▶ _Exercise data_
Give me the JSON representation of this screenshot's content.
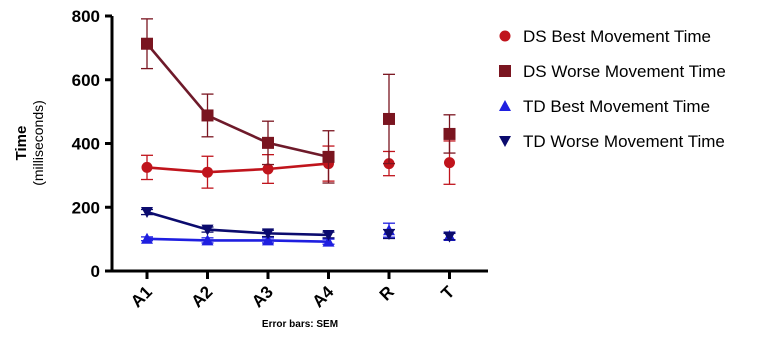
{
  "chart_data": {
    "type": "line",
    "categories": [
      "A1",
      "A2",
      "A3",
      "A4",
      "R",
      "T"
    ],
    "ylabel": "Time",
    "ylabel_sub": "(milliseconds)",
    "xlabel": "",
    "footnote": "Error bars: SEM",
    "ylim": [
      0,
      800
    ],
    "yticks": [
      "0",
      "200",
      "400",
      "600",
      "800"
    ],
    "grid": false,
    "legend_position": "right",
    "series": [
      {
        "name": "DS Best Movement Time",
        "marker": "circle",
        "color": "#c0141c",
        "line_color": "#c0141c",
        "values": [
          325,
          310,
          320,
          337,
          337,
          340
        ],
        "err": [
          38,
          50,
          45,
          55,
          38,
          68
        ],
        "connected_count": 4
      },
      {
        "name": "DS Worse Movement Time",
        "marker": "square",
        "color": "#7a1520",
        "line_color": "#6e1a2a",
        "values": [
          713,
          488,
          402,
          358,
          477,
          430
        ],
        "err": [
          78,
          67,
          68,
          82,
          140,
          60
        ],
        "connected_count": 4
      },
      {
        "name": "TD Best Movement Time",
        "marker": "triangle-up",
        "color": "#1f1fe0",
        "line_color": "#1f1fe0",
        "values": [
          101,
          96,
          96,
          92,
          128,
          110
        ],
        "err": [
          6,
          8,
          8,
          8,
          22,
          12
        ],
        "connected_count": 4
      },
      {
        "name": "TD Worse Movement Time",
        "marker": "triangle-down",
        "color": "#0b0b6e",
        "line_color": "#0b0b6e",
        "values": [
          185,
          130,
          118,
          113,
          116,
          108
        ],
        "err": [
          8,
          8,
          10,
          9,
          14,
          10
        ],
        "connected_count": 4
      }
    ]
  }
}
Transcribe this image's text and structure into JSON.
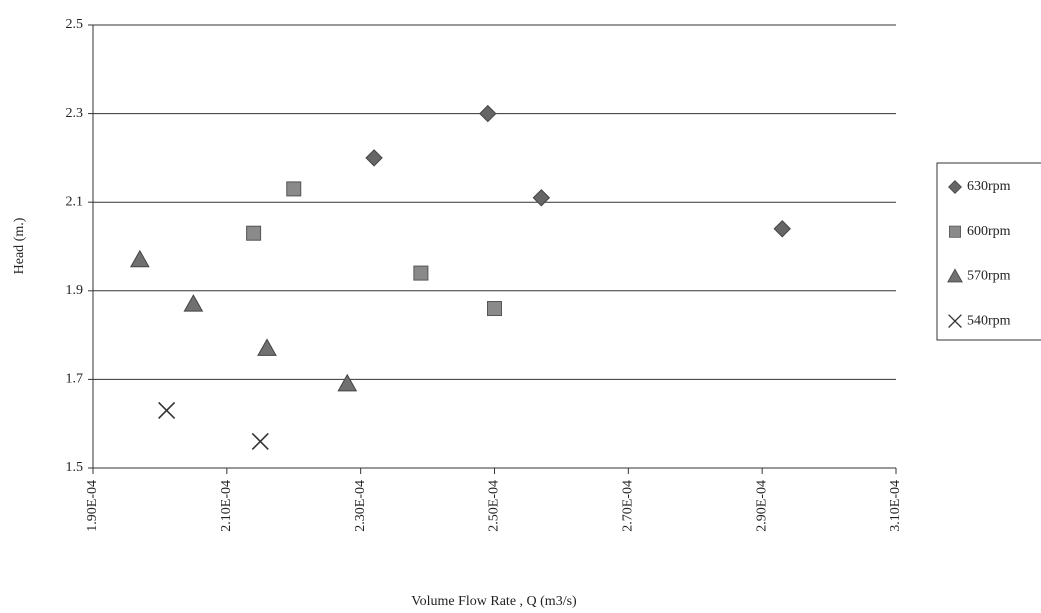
{
  "chart_data": {
    "type": "scatter",
    "x_label": "Volume Flow Rate , Q (m3/s)",
    "y_label": "Head (m.)",
    "xlim": [
      0.00019,
      0.00031
    ],
    "xticks": [
      {
        "value": 0.00019,
        "label": "1.90E-04"
      },
      {
        "value": 0.00021,
        "label": "2.10E-04"
      },
      {
        "value": 0.00023,
        "label": "2.30E-04"
      },
      {
        "value": 0.00025,
        "label": "2.50E-04"
      },
      {
        "value": 0.00027,
        "label": "2.70E-04"
      },
      {
        "value": 0.00029,
        "label": "2.90E-04"
      },
      {
        "value": 0.00031,
        "label": "3.10E-04"
      }
    ],
    "ylim": [
      1.5,
      2.5
    ],
    "yticks": [
      1.5,
      1.7,
      1.9,
      2.1,
      2.3,
      2.5
    ],
    "grid": true,
    "legend": "right",
    "series": [
      {
        "name": "630rpm",
        "color": "#666666",
        "marker": "diamond",
        "x": [
          0.000232,
          0.000249,
          0.000257,
          0.000293
        ],
        "values": [
          2.2,
          2.3,
          2.11,
          2.04
        ]
      },
      {
        "name": "600rpm",
        "color": "#8a8a8a",
        "marker": "square",
        "x": [
          0.00022,
          0.000214,
          0.000239,
          0.00025
        ],
        "values": [
          2.13,
          2.03,
          1.94,
          1.86
        ]
      },
      {
        "name": "570rpm",
        "color": "#707070",
        "marker": "triangle",
        "x": [
          0.000197,
          0.000205,
          0.000216,
          0.000228
        ],
        "values": [
          1.97,
          1.87,
          1.77,
          1.69
        ]
      },
      {
        "name": "540rpm",
        "color": "#333333",
        "marker": "x",
        "x": [
          0.000201,
          0.000215
        ],
        "values": [
          1.63,
          1.56
        ]
      }
    ]
  }
}
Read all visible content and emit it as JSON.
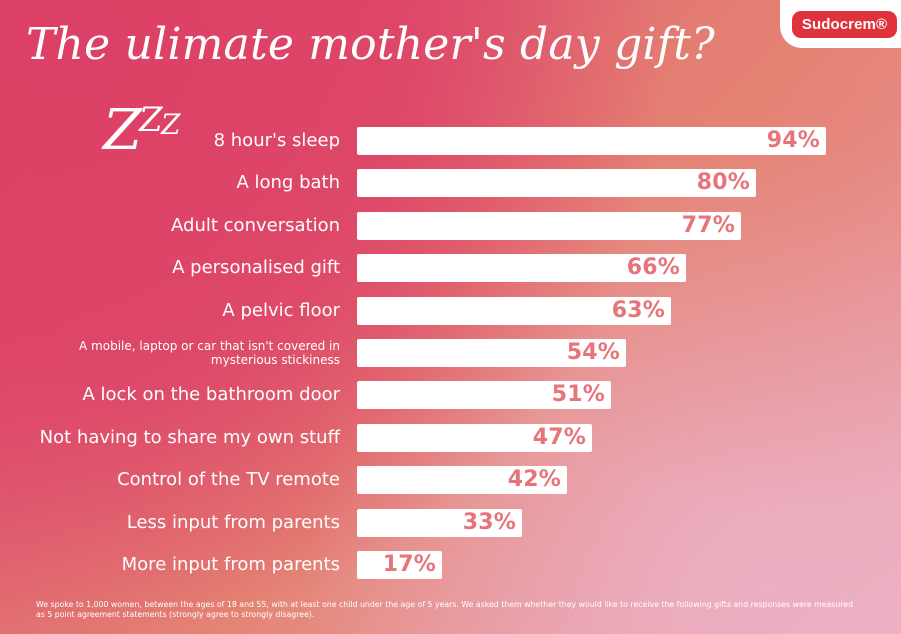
{
  "brand": {
    "name": "Sudocrem®"
  },
  "title": "The ulimate mother's day gift?",
  "decor": {
    "zzz": [
      "Z",
      "Z",
      "Z"
    ]
  },
  "footnote": "We spoke to 1,000 women, between the ages of 18 and 55, with at least one child under the age of 5 years. We asked them whether they would like to receive the following gifts and responses were measured as 5 point agreement statements (strongly agree to strongly disagree).",
  "colors": {
    "bar_fill": "#ffffff",
    "value_text": "#e7747a",
    "brand_red": "#e0323b"
  },
  "chart_data": {
    "type": "bar",
    "orientation": "horizontal",
    "categories": [
      "8 hour's sleep",
      "A long bath",
      "Adult conversation",
      "A personalised gift",
      "A pelvic floor",
      "A mobile, laptop or car that isn't covered in mysterious stickiness",
      "A lock on the bathroom door",
      "Not having to share my own stuff",
      "Control of the TV remote",
      "Less input from parents",
      "More input from parents"
    ],
    "values": [
      94,
      80,
      77,
      66,
      63,
      54,
      51,
      47,
      42,
      33,
      17
    ],
    "value_labels": [
      "94%",
      "80%",
      "77%",
      "66%",
      "63%",
      "54%",
      "51%",
      "47%",
      "42%",
      "33%",
      "17%"
    ],
    "xlim": [
      0,
      100
    ]
  }
}
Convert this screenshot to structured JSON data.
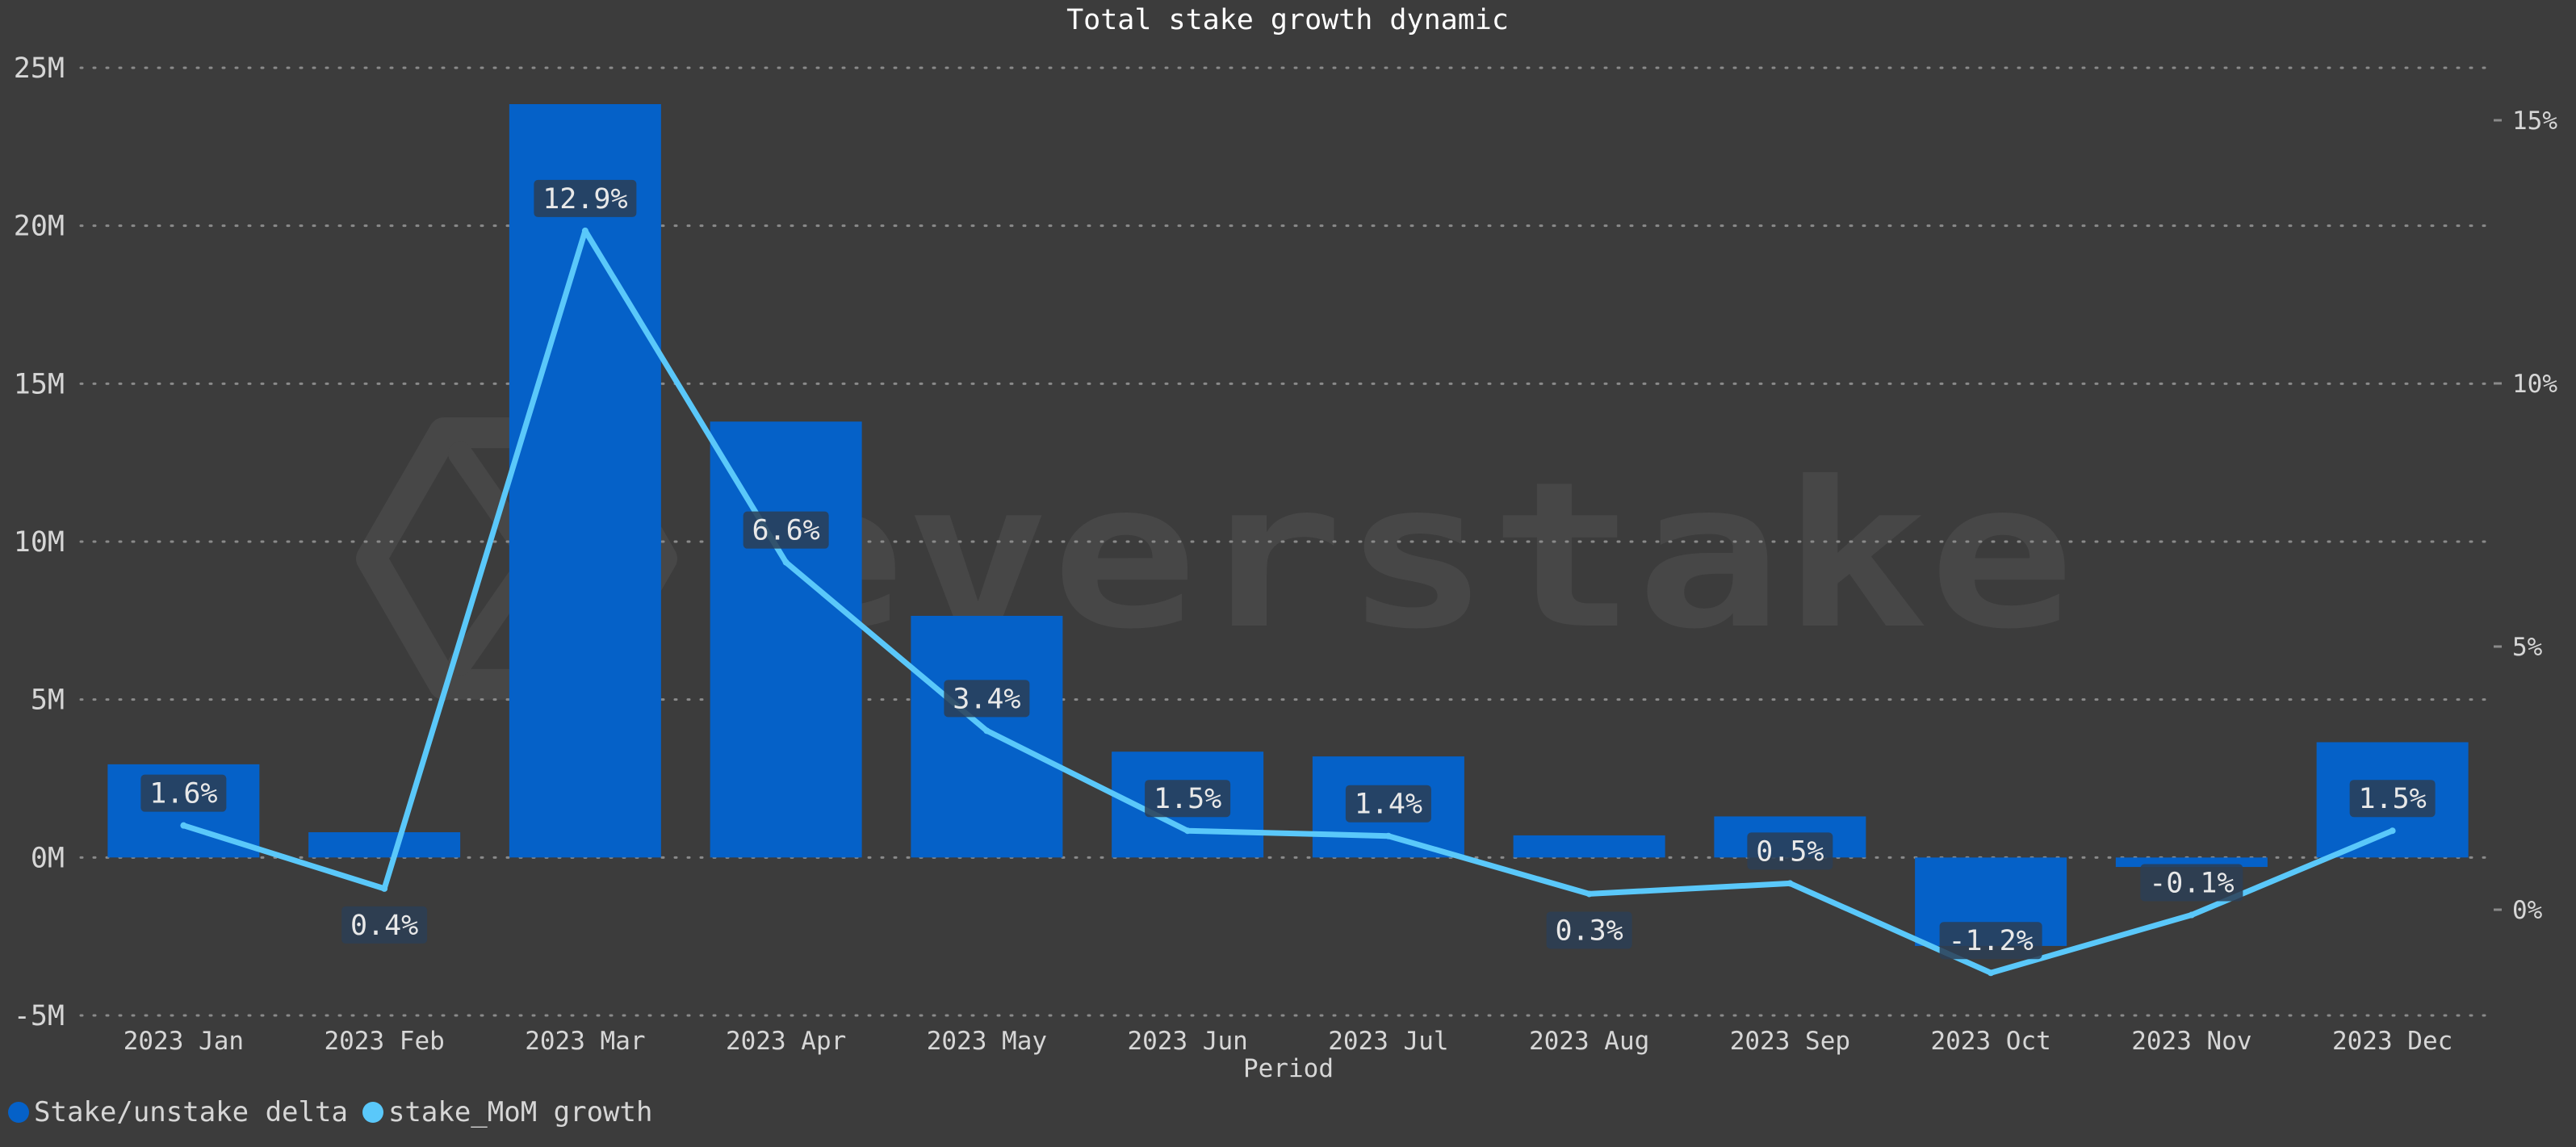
{
  "chart_data": {
    "type": "bar",
    "title": "Total stake growth dynamic",
    "xlabel": "Period",
    "ylabel": "",
    "watermark": "everstake",
    "categories": [
      "2023 Jan",
      "2023 Feb",
      "2023 Mar",
      "2023 Apr",
      "2023 May",
      "2023 Jun",
      "2023 Jul",
      "2023 Aug",
      "2023 Sep",
      "2023 Oct",
      "2023 Nov",
      "2023 Dec"
    ],
    "y_ticks": [
      "-5M",
      "0M",
      "5M",
      "10M",
      "15M",
      "20M",
      "25M"
    ],
    "y_tick_values": [
      -5000000,
      0,
      5000000,
      10000000,
      15000000,
      20000000,
      25000000
    ],
    "y2_ticks": [
      "0%",
      "5%",
      "10%",
      "15%"
    ],
    "y2_tick_values": [
      0,
      5,
      10,
      15
    ],
    "ylim": [
      -5000000,
      25000000
    ],
    "y2lim": [
      -1.94,
      16.14
    ],
    "grid": true,
    "legend_position": "bottom-left",
    "series": [
      {
        "name": "Stake/unstake delta",
        "kind": "bar",
        "axis": "left",
        "color": "#0561c8",
        "values": [
          2950000,
          800000,
          23850000,
          13800000,
          7650000,
          3350000,
          3200000,
          700000,
          1300000,
          -2800000,
          -300000,
          3650000
        ]
      },
      {
        "name": "stake_MoM growth",
        "kind": "line",
        "axis": "right",
        "color": "#5ac8fa",
        "values": [
          1.6,
          0.4,
          12.9,
          6.6,
          3.4,
          1.5,
          1.4,
          0.3,
          0.5,
          -1.2,
          -0.1,
          1.5
        ],
        "labels": [
          "1.6%",
          "0.4%",
          "12.9%",
          "6.6%",
          "3.4%",
          "1.5%",
          "1.4%",
          "0.3%",
          "0.5%",
          "-1.2%",
          "-0.1%",
          "1.5%"
        ],
        "label_positions": [
          "above",
          "below",
          "above",
          "above",
          "above",
          "above",
          "above",
          "below",
          "above",
          "above",
          "above",
          "above"
        ]
      }
    ]
  }
}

▶ _Aim of the exercise_
Transcribe the whole listing, character for character, but not its images.

▶ _Task response_
Give me the JSON representation of this screenshot's content.
{
  "chart_data": {
    "type": "line",
    "categories": [
      "A1",
      "A2",
      "A3",
      "A4",
      "R",
      "T"
    ],
    "ylabel": "Time",
    "ylabel_sub": "(milliseconds)",
    "xlabel": "",
    "footnote": "Error bars: SEM",
    "ylim": [
      0,
      800
    ],
    "yticks": [
      "0",
      "200",
      "400",
      "600",
      "800"
    ],
    "grid": false,
    "legend_position": "right",
    "series": [
      {
        "name": "DS Best Movement Time",
        "marker": "circle",
        "color": "#c0141c",
        "line_color": "#c0141c",
        "values": [
          325,
          310,
          320,
          337,
          337,
          340
        ],
        "err": [
          38,
          50,
          45,
          55,
          38,
          68
        ],
        "connected_count": 4
      },
      {
        "name": "DS Worse Movement Time",
        "marker": "square",
        "color": "#7a1520",
        "line_color": "#6e1a2a",
        "values": [
          713,
          488,
          402,
          358,
          477,
          430
        ],
        "err": [
          78,
          67,
          68,
          82,
          140,
          60
        ],
        "connected_count": 4
      },
      {
        "name": "TD Best Movement Time",
        "marker": "triangle-up",
        "color": "#1f1fe0",
        "line_color": "#1f1fe0",
        "values": [
          101,
          96,
          96,
          92,
          128,
          110
        ],
        "err": [
          6,
          8,
          8,
          8,
          22,
          12
        ],
        "connected_count": 4
      },
      {
        "name": "TD Worse Movement Time",
        "marker": "triangle-down",
        "color": "#0b0b6e",
        "line_color": "#0b0b6e",
        "values": [
          185,
          130,
          118,
          113,
          116,
          108
        ],
        "err": [
          8,
          8,
          10,
          9,
          14,
          10
        ],
        "connected_count": 4
      }
    ]
  }
}
Transcribe this image's text and structure into JSON.
{
  "chart_data": {
    "type": "scatter",
    "x_label": "Volume Flow Rate , Q (m3/s)",
    "y_label": "Head (m.)",
    "xlim": [
      0.00019,
      0.00031
    ],
    "xticks": [
      {
        "value": 0.00019,
        "label": "1.90E-04"
      },
      {
        "value": 0.00021,
        "label": "2.10E-04"
      },
      {
        "value": 0.00023,
        "label": "2.30E-04"
      },
      {
        "value": 0.00025,
        "label": "2.50E-04"
      },
      {
        "value": 0.00027,
        "label": "2.70E-04"
      },
      {
        "value": 0.00029,
        "label": "2.90E-04"
      },
      {
        "value": 0.00031,
        "label": "3.10E-04"
      }
    ],
    "ylim": [
      1.5,
      2.5
    ],
    "yticks": [
      1.5,
      1.7,
      1.9,
      2.1,
      2.3,
      2.5
    ],
    "grid": true,
    "legend": "right",
    "series": [
      {
        "name": "630rpm",
        "color": "#666666",
        "marker": "diamond",
        "x": [
          0.000232,
          0.000249,
          0.000257,
          0.000293
        ],
        "values": [
          2.2,
          2.3,
          2.11,
          2.04
        ]
      },
      {
        "name": "600rpm",
        "color": "#8a8a8a",
        "marker": "square",
        "x": [
          0.00022,
          0.000214,
          0.000239,
          0.00025
        ],
        "values": [
          2.13,
          2.03,
          1.94,
          1.86
        ]
      },
      {
        "name": "570rpm",
        "color": "#707070",
        "marker": "triangle",
        "x": [
          0.000197,
          0.000205,
          0.000216,
          0.000228
        ],
        "values": [
          1.97,
          1.87,
          1.77,
          1.69
        ]
      },
      {
        "name": "540rpm",
        "color": "#333333",
        "marker": "x",
        "x": [
          0.000201,
          0.000215
        ],
        "values": [
          1.63,
          1.56
        ]
      }
    ]
  }
}
Read all visible content and emit it as JSON.
{
  "brand": {
    "name": "Sudocrem®"
  },
  "title": "The ulimate mother's day gift?",
  "decor": {
    "zzz": [
      "Z",
      "Z",
      "Z"
    ]
  },
  "footnote": "We spoke to 1,000 women, between the ages of 18 and 55, with at least one child under the age of 5 years. We asked them whether they would like to receive the following gifts and responses were measured as 5 point agreement statements (strongly agree to strongly disagree).",
  "colors": {
    "bar_fill": "#ffffff",
    "value_text": "#e7747a",
    "brand_red": "#e0323b"
  },
  "chart_data": {
    "type": "bar",
    "orientation": "horizontal",
    "categories": [
      "8 hour's sleep",
      "A long bath",
      "Adult conversation",
      "A personalised gift",
      "A pelvic floor",
      "A mobile, laptop or car that isn't covered in mysterious stickiness",
      "A lock on the bathroom door",
      "Not having to share my own stuff",
      "Control of the TV remote",
      "Less input from parents",
      "More input from parents"
    ],
    "values": [
      94,
      80,
      77,
      66,
      63,
      54,
      51,
      47,
      42,
      33,
      17
    ],
    "value_labels": [
      "94%",
      "80%",
      "77%",
      "66%",
      "63%",
      "54%",
      "51%",
      "47%",
      "42%",
      "33%",
      "17%"
    ],
    "xlim": [
      0,
      100
    ]
  }
}
Convert this screenshot to structured JSON data.
{
  "chart_data": {
    "type": "bar",
    "title": "Total stake growth dynamic",
    "xlabel": "Period",
    "ylabel": "",
    "watermark": "everstake",
    "categories": [
      "2023 Jan",
      "2023 Feb",
      "2023 Mar",
      "2023 Apr",
      "2023 May",
      "2023 Jun",
      "2023 Jul",
      "2023 Aug",
      "2023 Sep",
      "2023 Oct",
      "2023 Nov",
      "2023 Dec"
    ],
    "y_ticks": [
      "-5M",
      "0M",
      "5M",
      "10M",
      "15M",
      "20M",
      "25M"
    ],
    "y_tick_values": [
      -5000000,
      0,
      5000000,
      10000000,
      15000000,
      20000000,
      25000000
    ],
    "y2_ticks": [
      "0%",
      "5%",
      "10%",
      "15%"
    ],
    "y2_tick_values": [
      0,
      5,
      10,
      15
    ],
    "ylim": [
      -5000000,
      25000000
    ],
    "y2lim": [
      -1.94,
      16.14
    ],
    "grid": true,
    "legend_position": "bottom-left",
    "series": [
      {
        "name": "Stake/unstake delta",
        "kind": "bar",
        "axis": "left",
        "color": "#0561c8",
        "values": [
          2950000,
          800000,
          23850000,
          13800000,
          7650000,
          3350000,
          3200000,
          700000,
          1300000,
          -2800000,
          -300000,
          3650000
        ]
      },
      {
        "name": "stake_MoM growth",
        "kind": "line",
        "axis": "right",
        "color": "#5ac8fa",
        "values": [
          1.6,
          0.4,
          12.9,
          6.6,
          3.4,
          1.5,
          1.4,
          0.3,
          0.5,
          -1.2,
          -0.1,
          1.5
        ],
        "labels": [
          "1.6%",
          "0.4%",
          "12.9%",
          "6.6%",
          "3.4%",
          "1.5%",
          "1.4%",
          "0.3%",
          "0.5%",
          "-1.2%",
          "-0.1%",
          "1.5%"
        ],
        "label_positions": [
          "above",
          "below",
          "above",
          "above",
          "above",
          "above",
          "above",
          "below",
          "above",
          "above",
          "above",
          "above"
        ]
      }
    ]
  }
}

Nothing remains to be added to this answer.